Pull every line of the entries that has the word "Transcribe".

= = =

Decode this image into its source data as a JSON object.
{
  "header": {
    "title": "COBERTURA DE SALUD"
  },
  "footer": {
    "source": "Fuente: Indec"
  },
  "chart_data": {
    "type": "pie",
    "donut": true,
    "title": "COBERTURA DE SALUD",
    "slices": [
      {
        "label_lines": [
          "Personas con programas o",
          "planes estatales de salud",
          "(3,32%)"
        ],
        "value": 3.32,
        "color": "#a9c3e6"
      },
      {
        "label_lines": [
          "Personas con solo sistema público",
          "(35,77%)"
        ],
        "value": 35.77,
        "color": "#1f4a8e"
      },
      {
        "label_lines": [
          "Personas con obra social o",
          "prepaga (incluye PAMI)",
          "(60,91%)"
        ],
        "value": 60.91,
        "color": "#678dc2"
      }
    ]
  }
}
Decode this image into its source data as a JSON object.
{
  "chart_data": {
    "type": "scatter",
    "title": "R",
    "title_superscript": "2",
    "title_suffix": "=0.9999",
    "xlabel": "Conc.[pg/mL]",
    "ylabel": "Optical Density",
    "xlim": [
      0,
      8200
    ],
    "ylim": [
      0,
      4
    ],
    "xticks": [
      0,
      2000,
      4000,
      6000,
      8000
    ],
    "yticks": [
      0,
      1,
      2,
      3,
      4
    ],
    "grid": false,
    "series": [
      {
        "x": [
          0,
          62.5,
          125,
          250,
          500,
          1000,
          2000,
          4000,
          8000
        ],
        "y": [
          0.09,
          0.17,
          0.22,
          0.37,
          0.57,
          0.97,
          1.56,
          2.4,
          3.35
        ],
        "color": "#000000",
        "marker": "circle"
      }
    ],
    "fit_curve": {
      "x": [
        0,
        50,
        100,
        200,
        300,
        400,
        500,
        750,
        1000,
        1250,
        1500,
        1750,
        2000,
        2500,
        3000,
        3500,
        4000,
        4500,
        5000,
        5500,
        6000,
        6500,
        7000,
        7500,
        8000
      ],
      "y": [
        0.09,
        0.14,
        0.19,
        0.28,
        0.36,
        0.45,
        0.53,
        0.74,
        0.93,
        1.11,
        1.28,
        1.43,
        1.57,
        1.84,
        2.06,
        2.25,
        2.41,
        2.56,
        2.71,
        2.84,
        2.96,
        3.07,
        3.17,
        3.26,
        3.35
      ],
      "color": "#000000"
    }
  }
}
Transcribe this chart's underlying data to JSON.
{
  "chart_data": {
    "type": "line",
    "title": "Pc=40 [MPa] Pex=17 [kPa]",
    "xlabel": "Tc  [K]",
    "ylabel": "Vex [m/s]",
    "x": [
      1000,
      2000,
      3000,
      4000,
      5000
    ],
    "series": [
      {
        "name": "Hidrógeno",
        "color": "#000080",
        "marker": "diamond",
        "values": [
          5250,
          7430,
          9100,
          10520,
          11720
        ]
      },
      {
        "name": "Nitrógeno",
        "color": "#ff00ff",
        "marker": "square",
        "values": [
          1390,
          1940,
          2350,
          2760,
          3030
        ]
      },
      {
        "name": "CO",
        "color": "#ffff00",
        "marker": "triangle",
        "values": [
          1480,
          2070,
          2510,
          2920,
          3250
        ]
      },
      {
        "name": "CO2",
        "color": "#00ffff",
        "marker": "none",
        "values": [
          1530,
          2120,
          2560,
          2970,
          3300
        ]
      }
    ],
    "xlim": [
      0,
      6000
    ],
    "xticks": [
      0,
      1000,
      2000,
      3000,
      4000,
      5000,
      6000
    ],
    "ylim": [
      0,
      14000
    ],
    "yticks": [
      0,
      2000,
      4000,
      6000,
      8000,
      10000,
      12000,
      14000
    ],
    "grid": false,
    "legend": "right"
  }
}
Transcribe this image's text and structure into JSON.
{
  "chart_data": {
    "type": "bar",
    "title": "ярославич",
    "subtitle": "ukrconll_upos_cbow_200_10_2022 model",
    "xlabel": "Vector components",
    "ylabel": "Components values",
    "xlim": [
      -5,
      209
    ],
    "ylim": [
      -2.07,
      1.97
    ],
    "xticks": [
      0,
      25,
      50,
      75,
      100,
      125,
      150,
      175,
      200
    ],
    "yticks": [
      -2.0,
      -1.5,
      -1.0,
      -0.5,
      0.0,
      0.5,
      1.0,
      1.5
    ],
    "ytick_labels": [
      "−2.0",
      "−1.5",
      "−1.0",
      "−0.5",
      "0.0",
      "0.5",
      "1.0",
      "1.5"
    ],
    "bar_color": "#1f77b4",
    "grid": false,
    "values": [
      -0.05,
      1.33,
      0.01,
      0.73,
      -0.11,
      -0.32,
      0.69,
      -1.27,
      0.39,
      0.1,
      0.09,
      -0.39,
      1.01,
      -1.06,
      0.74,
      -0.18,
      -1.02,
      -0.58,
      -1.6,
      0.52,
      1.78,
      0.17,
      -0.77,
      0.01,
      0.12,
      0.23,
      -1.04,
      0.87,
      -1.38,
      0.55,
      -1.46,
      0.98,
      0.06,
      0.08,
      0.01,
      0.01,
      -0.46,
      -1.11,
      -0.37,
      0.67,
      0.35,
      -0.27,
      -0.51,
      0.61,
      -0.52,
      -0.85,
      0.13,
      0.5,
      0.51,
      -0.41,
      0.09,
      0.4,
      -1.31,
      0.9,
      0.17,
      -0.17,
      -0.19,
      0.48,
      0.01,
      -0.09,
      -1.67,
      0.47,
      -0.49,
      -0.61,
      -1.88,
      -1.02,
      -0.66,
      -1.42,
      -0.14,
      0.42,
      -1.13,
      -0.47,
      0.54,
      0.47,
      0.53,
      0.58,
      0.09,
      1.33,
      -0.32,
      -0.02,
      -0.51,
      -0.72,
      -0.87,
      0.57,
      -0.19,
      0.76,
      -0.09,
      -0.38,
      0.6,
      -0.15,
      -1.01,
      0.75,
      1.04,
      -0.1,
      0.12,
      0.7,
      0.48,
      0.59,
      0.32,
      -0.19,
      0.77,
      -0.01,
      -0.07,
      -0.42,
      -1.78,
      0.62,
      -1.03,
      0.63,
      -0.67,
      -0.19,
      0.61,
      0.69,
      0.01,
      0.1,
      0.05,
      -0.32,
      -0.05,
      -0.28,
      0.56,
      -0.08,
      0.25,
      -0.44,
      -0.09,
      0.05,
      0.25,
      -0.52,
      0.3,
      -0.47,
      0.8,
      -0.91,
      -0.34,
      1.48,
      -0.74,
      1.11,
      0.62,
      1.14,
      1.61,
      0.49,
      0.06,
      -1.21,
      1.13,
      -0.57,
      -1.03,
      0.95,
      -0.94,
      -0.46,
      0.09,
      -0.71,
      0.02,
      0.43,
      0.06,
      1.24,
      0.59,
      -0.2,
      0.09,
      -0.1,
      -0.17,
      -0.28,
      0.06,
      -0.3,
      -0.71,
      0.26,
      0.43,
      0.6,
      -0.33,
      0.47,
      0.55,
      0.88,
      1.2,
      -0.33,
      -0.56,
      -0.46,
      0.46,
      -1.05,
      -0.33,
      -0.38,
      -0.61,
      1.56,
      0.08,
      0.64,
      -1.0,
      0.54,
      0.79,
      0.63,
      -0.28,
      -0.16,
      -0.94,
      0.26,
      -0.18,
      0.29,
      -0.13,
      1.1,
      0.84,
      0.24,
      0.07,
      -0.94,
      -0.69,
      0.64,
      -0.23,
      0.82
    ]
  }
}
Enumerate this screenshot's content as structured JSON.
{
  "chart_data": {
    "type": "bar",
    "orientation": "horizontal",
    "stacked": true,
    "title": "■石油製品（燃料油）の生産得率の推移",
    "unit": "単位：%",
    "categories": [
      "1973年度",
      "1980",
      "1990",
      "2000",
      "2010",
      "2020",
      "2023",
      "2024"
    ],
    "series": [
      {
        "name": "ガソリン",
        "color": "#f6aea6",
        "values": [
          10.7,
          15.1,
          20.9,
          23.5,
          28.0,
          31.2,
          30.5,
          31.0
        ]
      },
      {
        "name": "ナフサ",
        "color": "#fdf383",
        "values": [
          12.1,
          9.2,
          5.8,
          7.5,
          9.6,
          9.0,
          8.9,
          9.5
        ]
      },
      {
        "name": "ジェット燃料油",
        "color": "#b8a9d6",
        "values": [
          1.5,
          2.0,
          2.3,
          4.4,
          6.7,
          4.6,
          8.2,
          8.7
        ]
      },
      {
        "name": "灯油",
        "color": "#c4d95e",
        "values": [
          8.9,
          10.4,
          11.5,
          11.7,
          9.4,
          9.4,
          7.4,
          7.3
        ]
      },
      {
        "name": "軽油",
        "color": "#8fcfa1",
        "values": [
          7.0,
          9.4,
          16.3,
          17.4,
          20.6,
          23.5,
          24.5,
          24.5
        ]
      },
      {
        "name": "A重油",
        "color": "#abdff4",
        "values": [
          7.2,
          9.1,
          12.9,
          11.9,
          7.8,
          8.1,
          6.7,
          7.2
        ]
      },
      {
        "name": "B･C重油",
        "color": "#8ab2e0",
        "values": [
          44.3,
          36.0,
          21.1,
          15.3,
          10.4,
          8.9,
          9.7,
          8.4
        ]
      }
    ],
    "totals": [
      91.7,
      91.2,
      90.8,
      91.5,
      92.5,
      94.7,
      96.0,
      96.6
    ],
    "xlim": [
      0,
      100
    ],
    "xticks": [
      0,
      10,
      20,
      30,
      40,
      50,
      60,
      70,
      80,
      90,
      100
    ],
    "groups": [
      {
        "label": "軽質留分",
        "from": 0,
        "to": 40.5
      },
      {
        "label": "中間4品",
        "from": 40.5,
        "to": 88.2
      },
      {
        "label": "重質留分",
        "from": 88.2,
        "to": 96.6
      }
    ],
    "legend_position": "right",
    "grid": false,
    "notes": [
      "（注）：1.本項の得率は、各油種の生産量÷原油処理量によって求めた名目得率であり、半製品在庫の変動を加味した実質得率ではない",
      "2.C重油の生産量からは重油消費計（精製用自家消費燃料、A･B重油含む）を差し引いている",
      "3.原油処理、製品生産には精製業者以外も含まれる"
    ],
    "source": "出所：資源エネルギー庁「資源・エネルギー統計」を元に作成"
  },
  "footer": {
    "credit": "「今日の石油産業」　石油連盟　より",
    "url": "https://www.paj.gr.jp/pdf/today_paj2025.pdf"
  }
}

= = =

Correct answer:
Transcribe this chart's underlying data to JSON.
Transcribe this image's text and structure into JSON.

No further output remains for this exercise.